**Material for this exercise**
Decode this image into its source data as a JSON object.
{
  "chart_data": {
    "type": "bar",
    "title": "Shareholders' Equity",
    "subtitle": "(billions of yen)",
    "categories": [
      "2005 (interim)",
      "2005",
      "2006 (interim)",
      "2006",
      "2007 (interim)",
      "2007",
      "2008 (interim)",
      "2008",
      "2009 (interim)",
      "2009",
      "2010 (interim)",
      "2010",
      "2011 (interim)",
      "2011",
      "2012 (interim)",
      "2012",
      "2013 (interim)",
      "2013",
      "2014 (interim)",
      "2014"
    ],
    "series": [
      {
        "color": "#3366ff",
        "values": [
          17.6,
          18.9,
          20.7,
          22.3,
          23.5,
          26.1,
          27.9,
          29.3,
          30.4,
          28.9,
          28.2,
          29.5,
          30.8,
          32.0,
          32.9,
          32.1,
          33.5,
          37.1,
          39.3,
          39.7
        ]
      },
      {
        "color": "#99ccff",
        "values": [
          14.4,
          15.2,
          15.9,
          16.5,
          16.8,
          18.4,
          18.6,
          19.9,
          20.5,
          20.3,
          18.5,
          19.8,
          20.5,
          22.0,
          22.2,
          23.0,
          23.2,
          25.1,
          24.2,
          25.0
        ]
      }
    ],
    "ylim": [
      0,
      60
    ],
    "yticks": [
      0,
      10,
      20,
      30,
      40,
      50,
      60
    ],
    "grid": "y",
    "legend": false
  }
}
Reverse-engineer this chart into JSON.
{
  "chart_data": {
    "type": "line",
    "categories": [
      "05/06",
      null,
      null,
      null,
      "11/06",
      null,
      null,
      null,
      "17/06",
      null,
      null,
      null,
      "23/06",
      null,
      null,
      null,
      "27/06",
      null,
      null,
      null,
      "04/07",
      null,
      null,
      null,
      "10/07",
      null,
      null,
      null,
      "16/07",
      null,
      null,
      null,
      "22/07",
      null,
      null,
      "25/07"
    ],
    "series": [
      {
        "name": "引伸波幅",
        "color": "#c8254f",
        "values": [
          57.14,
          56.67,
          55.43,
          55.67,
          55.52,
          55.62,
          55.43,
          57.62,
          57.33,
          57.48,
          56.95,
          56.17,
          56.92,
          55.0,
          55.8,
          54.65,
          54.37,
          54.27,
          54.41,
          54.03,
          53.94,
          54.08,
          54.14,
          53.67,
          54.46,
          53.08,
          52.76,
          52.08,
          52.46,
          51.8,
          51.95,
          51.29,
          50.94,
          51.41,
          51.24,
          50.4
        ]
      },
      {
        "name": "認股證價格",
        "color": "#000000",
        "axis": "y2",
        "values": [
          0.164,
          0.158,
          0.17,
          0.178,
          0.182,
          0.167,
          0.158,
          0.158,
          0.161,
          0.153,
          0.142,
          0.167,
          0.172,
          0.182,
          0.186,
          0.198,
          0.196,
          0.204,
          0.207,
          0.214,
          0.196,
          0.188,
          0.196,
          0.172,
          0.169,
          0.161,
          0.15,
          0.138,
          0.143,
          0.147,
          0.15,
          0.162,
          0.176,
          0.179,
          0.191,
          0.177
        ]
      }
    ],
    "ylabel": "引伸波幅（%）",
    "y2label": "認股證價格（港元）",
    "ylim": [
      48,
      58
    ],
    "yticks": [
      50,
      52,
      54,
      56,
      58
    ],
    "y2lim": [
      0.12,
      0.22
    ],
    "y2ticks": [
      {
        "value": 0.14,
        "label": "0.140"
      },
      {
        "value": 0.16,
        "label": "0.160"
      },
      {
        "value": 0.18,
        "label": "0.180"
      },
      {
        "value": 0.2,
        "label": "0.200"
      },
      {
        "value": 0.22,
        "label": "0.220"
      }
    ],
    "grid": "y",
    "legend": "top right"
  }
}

**Work to be completed**
Repeat the data verbatim.

**Correct answer**
Decode this image into its source data as a JSON object.
{
  "chart_data": {
    "type": "bar",
    "title": "Shareholders' Equity",
    "subtitle": "(billions of yen)",
    "categories": [
      "2005 (interim)",
      "2005",
      "2006 (interim)",
      "2006",
      "2007 (interim)",
      "2007",
      "2008 (interim)",
      "2008",
      "2009 (interim)",
      "2009",
      "2010 (interim)",
      "2010",
      "2011 (interim)",
      "2011",
      "2012 (interim)",
      "2012",
      "2013 (interim)",
      "2013",
      "2014 (interim)",
      "2014"
    ],
    "series": [
      {
        "color": "#3366ff",
        "values": [
          17.6,
          18.9,
          20.7,
          22.3,
          23.5,
          26.1,
          27.9,
          29.3,
          30.4,
          28.9,
          28.2,
          29.5,
          30.8,
          32.0,
          32.9,
          32.1,
          33.5,
          37.1,
          39.3,
          39.7
        ]
      },
      {
        "color": "#99ccff",
        "values": [
          14.4,
          15.2,
          15.9,
          16.5,
          16.8,
          18.4,
          18.6,
          19.9,
          20.5,
          20.3,
          18.5,
          19.8,
          20.5,
          22.0,
          22.2,
          23.0,
          23.2,
          25.1,
          24.2,
          25.0
        ]
      }
    ],
    "ylim": [
      0,
      60
    ],
    "yticks": [
      0,
      10,
      20,
      30,
      40,
      50,
      60
    ],
    "grid": "y",
    "legend": false
  }
}
Reverse-engineer this chart into JSON.
{
  "chart_data": {
    "type": "line",
    "categories": [
      "05/06",
      null,
      null,
      null,
      "11/06",
      null,
      null,
      null,
      "17/06",
      null,
      null,
      null,
      "23/06",
      null,
      null,
      null,
      "27/06",
      null,
      null,
      null,
      "04/07",
      null,
      null,
      null,
      "10/07",
      null,
      null,
      null,
      "16/07",
      null,
      null,
      null,
      "22/07",
      null,
      null,
      "25/07"
    ],
    "series": [
      {
        "name": "引伸波幅",
        "color": "#c8254f",
        "values": [
          57.14,
          56.67,
          55.43,
          55.67,
          55.52,
          55.62,
          55.43,
          57.62,
          57.33,
          57.48,
          56.95,
          56.17,
          56.92,
          55.0,
          55.8,
          54.65,
          54.37,
          54.27,
          54.41,
          54.03,
          53.94,
          54.08,
          54.14,
          53.67,
          54.46,
          53.08,
          52.76,
          52.08,
          52.46,
          51.8,
          51.95,
          51.29,
          50.94,
          51.41,
          51.24,
          50.4
        ]
      },
      {
        "name": "認股證價格",
        "color": "#000000",
        "axis": "y2",
        "values": [
          0.164,
          0.158,
          0.17,
          0.178,
          0.182,
          0.167,
          0.158,
          0.158,
          0.161,
          0.153,
          0.142,
          0.167,
          0.172,
          0.182,
          0.186,
          0.198,
          0.196,
          0.204,
          0.207,
          0.214,
          0.196,
          0.188,
          0.196,
          0.172,
          0.169,
          0.161,
          0.15,
          0.138,
          0.143,
          0.147,
          0.15,
          0.162,
          0.176,
          0.179,
          0.191,
          0.177
        ]
      }
    ],
    "ylabel": "引伸波幅（%）",
    "y2label": "認股證價格（港元）",
    "ylim": [
      48,
      58
    ],
    "yticks": [
      50,
      52,
      54,
      56,
      58
    ],
    "y2lim": [
      0.12,
      0.22
    ],
    "y2ticks": [
      {
        "value": 0.14,
        "label": "0.140"
      },
      {
        "value": 0.16,
        "label": "0.160"
      },
      {
        "value": 0.18,
        "label": "0.180"
      },
      {
        "value": 0.2,
        "label": "0.200"
      },
      {
        "value": 0.22,
        "label": "0.220"
      }
    ],
    "grid": "y",
    "legend": "top right"
  }
}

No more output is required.